SUPPLIED TEXT:
The Washington PostDemocracy Dies in Darkness

Mobile ad spending is through the roof. That’s a big deal.

You know those annoying mini-banner ads that pop up in the middle of a smartphone app as you're trying to use it? Well, a lot more money has been pouring into putting them there lately -- and you should be happy about it.

For a few years now, companies that produce content and services that people aren't willing to pay for -- which, let's face it, is a lot of stuff these days -- have been scrambling to reach users where they are, and figure out a way to monetize their eyeballs. They've already executed a huge shift from the physical world of paper, bricks, and mortar to the internet. You can't charge nearly as much for advertising online as you can in a print product, but there's at least space for it on the screen.

Now, though, they're coping with another migration: More and more people are accessing those content on their phones and tablets, not a desktop or laptop. Growth of the mobile Internet shows no signs of slowing down, and in developing countries, it's already leapfrogging desktops and laptops as the primary way people get online.

That growth has fueled an explosion in new businesses based on smartphone and tablet applications. Making money off them isn't easy, though, because you can charge even less for mobile ads: Some $0.75 per thousand impressions, compared to $3.50 for desktop Web ads, and as much as $100 for a thousand views in print. The reason for the pricing differential is pretty simple, if you've ever pawed at an ad on your phone to make it go away; there's just less space to work with, and advertising is more annoying on a small screen than on a full-size Web site where ad space fits easily with content. That poses as much of a problem for ad-dependent companies like Google and Facebook as it does for the little guys.

Records from the dataset:

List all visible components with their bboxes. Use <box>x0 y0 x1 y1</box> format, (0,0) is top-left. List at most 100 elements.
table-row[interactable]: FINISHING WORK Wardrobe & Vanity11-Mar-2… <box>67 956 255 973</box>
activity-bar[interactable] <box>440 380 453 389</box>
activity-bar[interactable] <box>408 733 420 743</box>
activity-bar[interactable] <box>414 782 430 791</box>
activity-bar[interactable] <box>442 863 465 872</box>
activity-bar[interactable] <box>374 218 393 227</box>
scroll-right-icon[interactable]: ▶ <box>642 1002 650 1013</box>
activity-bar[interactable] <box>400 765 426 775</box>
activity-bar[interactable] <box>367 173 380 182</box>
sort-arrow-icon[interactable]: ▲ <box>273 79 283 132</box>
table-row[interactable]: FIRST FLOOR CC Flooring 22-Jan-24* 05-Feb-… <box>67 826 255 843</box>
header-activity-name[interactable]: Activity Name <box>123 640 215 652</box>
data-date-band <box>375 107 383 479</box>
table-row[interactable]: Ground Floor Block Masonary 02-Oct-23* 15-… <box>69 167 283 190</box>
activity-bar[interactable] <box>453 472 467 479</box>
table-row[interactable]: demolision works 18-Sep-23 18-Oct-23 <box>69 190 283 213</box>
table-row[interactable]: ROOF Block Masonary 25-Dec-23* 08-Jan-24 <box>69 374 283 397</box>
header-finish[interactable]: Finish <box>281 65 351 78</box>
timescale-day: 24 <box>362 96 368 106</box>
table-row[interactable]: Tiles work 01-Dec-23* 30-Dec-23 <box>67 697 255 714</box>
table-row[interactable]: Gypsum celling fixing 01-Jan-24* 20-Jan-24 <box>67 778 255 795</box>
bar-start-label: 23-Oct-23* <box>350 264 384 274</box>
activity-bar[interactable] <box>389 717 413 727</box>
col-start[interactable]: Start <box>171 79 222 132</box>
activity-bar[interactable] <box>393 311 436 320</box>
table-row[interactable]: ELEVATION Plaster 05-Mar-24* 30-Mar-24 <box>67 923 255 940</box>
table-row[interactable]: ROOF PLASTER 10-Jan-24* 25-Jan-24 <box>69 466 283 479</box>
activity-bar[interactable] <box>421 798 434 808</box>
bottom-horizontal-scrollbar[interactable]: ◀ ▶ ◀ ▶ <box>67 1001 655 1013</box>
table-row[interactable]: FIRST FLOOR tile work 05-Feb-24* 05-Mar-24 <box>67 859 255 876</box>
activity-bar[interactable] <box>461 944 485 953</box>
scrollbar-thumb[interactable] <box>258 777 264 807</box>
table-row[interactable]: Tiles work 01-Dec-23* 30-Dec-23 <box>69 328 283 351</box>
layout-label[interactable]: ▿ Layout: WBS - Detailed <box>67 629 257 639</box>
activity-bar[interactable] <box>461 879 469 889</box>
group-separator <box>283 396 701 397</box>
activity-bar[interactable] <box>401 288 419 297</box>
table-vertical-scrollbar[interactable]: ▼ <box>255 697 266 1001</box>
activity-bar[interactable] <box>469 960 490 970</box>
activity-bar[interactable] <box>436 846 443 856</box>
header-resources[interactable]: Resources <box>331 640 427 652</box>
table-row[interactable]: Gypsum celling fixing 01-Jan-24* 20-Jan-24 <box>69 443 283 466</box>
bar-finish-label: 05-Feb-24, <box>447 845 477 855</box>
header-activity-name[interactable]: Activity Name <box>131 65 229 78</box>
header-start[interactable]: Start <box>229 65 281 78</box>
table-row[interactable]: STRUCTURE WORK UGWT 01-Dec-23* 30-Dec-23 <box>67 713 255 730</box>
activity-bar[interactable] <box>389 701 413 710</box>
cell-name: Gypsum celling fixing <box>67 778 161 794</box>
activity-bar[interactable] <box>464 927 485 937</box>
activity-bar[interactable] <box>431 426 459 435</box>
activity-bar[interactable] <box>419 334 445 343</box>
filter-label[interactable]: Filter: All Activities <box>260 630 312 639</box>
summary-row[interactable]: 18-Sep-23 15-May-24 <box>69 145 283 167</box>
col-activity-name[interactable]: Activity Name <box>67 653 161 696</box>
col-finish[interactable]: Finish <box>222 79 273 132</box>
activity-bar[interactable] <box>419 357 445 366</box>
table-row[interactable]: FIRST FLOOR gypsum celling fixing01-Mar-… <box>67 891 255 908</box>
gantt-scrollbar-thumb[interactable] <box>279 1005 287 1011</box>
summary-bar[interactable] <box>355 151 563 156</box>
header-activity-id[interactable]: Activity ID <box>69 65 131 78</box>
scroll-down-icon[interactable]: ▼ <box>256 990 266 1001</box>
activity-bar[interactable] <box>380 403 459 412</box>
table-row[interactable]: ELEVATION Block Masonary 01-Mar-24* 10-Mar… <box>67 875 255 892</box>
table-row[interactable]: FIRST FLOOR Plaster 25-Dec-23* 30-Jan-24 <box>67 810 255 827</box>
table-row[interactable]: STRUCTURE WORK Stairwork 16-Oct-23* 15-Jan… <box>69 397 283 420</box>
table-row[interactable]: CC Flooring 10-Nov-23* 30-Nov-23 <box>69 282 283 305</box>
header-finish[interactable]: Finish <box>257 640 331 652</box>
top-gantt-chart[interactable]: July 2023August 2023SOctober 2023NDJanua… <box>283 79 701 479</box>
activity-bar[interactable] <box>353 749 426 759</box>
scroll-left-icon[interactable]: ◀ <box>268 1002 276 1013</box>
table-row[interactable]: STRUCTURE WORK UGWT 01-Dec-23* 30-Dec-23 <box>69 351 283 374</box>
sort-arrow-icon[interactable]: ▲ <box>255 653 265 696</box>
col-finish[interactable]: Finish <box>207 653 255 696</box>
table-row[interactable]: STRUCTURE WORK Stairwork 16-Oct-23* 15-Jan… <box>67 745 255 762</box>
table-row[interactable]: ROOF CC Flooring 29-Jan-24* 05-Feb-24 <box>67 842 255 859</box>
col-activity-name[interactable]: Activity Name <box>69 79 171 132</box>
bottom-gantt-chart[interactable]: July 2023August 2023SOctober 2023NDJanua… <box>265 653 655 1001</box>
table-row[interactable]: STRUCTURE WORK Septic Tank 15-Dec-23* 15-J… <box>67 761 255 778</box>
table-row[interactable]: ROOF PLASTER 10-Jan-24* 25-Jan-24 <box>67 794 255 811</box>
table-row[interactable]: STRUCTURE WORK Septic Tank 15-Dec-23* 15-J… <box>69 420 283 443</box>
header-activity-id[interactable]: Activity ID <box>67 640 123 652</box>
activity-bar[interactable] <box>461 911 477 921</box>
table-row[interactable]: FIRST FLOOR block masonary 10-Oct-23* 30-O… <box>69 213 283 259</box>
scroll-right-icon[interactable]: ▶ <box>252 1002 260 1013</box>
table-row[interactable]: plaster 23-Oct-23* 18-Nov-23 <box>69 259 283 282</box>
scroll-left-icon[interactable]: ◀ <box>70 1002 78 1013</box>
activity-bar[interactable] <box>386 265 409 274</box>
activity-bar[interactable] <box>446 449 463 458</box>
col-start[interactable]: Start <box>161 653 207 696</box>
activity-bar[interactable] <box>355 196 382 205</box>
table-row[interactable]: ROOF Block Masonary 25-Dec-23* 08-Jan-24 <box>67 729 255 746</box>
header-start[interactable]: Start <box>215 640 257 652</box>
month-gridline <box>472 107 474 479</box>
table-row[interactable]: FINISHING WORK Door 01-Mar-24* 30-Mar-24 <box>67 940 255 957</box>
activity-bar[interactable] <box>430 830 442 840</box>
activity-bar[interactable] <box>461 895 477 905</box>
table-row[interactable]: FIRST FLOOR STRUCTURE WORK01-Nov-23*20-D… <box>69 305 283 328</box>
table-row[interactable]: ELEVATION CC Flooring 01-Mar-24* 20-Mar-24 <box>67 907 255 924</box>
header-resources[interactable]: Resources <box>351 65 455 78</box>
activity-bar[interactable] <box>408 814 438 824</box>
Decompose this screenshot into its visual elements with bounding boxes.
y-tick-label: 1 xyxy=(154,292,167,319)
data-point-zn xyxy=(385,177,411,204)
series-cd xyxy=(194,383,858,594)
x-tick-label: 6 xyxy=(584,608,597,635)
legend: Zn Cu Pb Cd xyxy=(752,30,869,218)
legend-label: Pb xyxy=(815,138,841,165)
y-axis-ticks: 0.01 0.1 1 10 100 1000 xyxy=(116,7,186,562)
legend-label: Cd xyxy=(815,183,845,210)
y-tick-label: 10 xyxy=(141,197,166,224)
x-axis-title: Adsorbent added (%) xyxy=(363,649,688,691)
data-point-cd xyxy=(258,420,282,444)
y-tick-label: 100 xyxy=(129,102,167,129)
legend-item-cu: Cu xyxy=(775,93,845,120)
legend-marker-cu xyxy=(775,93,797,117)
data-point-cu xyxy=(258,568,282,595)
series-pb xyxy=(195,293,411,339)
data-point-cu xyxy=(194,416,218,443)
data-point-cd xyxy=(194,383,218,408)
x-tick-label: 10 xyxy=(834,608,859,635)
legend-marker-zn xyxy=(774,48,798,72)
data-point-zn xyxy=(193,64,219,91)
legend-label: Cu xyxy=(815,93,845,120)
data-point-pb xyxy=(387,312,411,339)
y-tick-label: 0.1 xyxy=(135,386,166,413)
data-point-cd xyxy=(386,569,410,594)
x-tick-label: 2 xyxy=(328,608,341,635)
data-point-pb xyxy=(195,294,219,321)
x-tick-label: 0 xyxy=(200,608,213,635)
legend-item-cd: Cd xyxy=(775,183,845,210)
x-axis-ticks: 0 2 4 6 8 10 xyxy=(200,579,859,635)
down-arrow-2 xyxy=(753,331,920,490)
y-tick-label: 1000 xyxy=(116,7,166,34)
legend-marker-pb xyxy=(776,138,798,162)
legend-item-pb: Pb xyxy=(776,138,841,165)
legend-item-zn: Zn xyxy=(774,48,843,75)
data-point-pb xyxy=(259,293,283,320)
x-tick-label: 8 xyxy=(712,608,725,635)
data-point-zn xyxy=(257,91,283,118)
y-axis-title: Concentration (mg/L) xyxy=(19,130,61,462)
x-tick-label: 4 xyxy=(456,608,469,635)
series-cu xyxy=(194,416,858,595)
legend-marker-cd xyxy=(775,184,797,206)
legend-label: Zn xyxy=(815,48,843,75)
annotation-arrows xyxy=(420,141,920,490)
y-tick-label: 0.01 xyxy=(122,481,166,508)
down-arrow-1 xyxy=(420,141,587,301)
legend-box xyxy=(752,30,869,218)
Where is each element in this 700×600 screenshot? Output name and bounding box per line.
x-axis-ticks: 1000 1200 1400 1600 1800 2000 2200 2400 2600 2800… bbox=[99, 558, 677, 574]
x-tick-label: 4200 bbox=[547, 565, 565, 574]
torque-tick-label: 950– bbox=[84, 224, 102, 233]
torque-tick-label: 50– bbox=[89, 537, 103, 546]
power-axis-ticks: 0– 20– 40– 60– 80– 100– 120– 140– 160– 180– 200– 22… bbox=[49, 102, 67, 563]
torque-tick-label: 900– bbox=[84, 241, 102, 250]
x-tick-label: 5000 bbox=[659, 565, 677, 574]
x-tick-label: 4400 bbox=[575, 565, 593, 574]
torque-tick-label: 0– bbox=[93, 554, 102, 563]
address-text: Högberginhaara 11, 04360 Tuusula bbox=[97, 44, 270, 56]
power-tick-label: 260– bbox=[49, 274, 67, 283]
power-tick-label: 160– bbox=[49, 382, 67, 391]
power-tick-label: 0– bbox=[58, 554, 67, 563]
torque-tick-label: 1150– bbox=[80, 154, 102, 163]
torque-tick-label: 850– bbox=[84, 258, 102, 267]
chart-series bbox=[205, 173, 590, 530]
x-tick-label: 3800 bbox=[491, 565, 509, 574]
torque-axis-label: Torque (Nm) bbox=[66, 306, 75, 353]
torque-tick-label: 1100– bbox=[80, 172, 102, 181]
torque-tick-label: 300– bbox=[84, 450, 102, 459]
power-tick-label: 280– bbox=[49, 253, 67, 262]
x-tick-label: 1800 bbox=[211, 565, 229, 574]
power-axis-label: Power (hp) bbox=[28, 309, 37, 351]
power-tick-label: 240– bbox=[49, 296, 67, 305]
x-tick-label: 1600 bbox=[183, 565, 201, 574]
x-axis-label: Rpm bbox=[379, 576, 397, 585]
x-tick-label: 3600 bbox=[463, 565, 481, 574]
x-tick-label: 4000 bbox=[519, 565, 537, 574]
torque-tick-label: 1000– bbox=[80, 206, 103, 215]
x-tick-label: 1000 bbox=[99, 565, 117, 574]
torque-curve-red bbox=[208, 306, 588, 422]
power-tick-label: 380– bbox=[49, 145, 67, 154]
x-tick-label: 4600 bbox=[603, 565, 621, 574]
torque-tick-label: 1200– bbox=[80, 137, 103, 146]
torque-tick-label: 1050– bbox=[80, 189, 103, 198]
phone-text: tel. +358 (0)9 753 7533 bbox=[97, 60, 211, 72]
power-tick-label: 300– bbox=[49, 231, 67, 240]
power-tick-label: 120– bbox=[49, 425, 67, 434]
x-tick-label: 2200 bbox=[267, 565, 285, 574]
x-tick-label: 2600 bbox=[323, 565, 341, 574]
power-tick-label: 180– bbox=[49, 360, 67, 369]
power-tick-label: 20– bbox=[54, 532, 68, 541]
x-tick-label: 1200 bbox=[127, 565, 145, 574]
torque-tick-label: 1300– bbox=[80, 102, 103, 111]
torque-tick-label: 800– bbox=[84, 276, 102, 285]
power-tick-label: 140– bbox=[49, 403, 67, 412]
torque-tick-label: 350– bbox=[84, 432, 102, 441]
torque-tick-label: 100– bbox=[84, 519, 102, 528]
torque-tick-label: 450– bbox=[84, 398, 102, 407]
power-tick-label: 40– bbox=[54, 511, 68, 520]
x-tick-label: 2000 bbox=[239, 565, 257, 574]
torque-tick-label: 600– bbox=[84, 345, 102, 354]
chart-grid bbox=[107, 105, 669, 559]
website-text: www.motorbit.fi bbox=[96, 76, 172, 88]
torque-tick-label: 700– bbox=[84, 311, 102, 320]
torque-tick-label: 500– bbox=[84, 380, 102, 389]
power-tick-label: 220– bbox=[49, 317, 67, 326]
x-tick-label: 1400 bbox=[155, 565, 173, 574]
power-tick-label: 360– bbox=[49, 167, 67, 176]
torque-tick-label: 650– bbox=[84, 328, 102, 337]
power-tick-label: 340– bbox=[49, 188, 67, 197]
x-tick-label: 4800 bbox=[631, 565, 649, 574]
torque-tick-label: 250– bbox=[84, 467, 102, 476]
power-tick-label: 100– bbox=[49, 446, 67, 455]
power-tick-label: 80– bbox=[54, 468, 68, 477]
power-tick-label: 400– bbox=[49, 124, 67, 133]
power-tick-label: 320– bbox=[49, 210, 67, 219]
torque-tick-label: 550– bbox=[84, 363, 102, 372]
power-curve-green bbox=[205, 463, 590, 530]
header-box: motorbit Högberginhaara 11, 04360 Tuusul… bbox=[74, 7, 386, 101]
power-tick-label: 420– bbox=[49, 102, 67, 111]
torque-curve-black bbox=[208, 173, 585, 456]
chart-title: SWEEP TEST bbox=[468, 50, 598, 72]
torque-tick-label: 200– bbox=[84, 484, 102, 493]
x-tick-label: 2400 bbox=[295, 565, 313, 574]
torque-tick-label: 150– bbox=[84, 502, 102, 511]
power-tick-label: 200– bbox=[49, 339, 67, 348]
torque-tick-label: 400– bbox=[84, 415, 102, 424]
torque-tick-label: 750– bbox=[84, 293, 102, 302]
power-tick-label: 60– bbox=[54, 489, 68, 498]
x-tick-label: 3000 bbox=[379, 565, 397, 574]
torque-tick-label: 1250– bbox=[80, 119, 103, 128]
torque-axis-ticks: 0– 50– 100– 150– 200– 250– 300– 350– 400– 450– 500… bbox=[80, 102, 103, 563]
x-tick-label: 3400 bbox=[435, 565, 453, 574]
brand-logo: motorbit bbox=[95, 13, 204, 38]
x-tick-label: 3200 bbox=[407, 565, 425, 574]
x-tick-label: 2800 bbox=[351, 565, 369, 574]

INSTRUCTIONS:
[1] In the article on mobile ad spending, what is the price per thousand impressions for desktop Web ads?
[2] Reproduce word for word the passage of the mobile advertising article between "For a few years" and "on the screen.", inclusive.
[3] Extend the article on mobile ad spending by writing the part that comes after its final sentence.

ANSWERS BY ITEM:
[1] $3.50

[2]
For a few years now, companies that produce content and services that people aren't willing to pay for -- which, let's face it, is a lot of stuff these days -- have been scrambling to reach users where they are, and figure out a way to monetize their eyeballs. They've already executed a huge shift from the physical world of paper, bricks, and mortar to the internet. You can't charge nearly as much for advertising online as you can in a print product, but there's at least space for it on the screen.

[3]
Finally, this week the Interactive Advertising Bureau released some cheerful news: Mobile advertising increased 145 percent in the first half of this year, to $3 billion, indicating that big brands like Unilever and Mondelez are finally finding it worth their while to reach people on the small screen. Mobile advertising doubled its share of the pie, which also increased in size:

Put another way, you can see mobile ad revenue zooming upward as traditional Web search declines:

Part of the growth has to do with the fact that ad formats are improving; there's an arms race on to create less obtrusive ways of integrating advertising into applications. But a lot of it comes simply from the fact that people are spending more of their time plugged to their phones and tablets these days, and companies are adjusting their ad budgets accordingly.

Ultimately, that's a great thing for the sustainability of the mobile ecosystem, and all the free apps that you download without thinking -- not to mention the journalistic outlets trying to make money when you read what they put out, without charging you for it directly.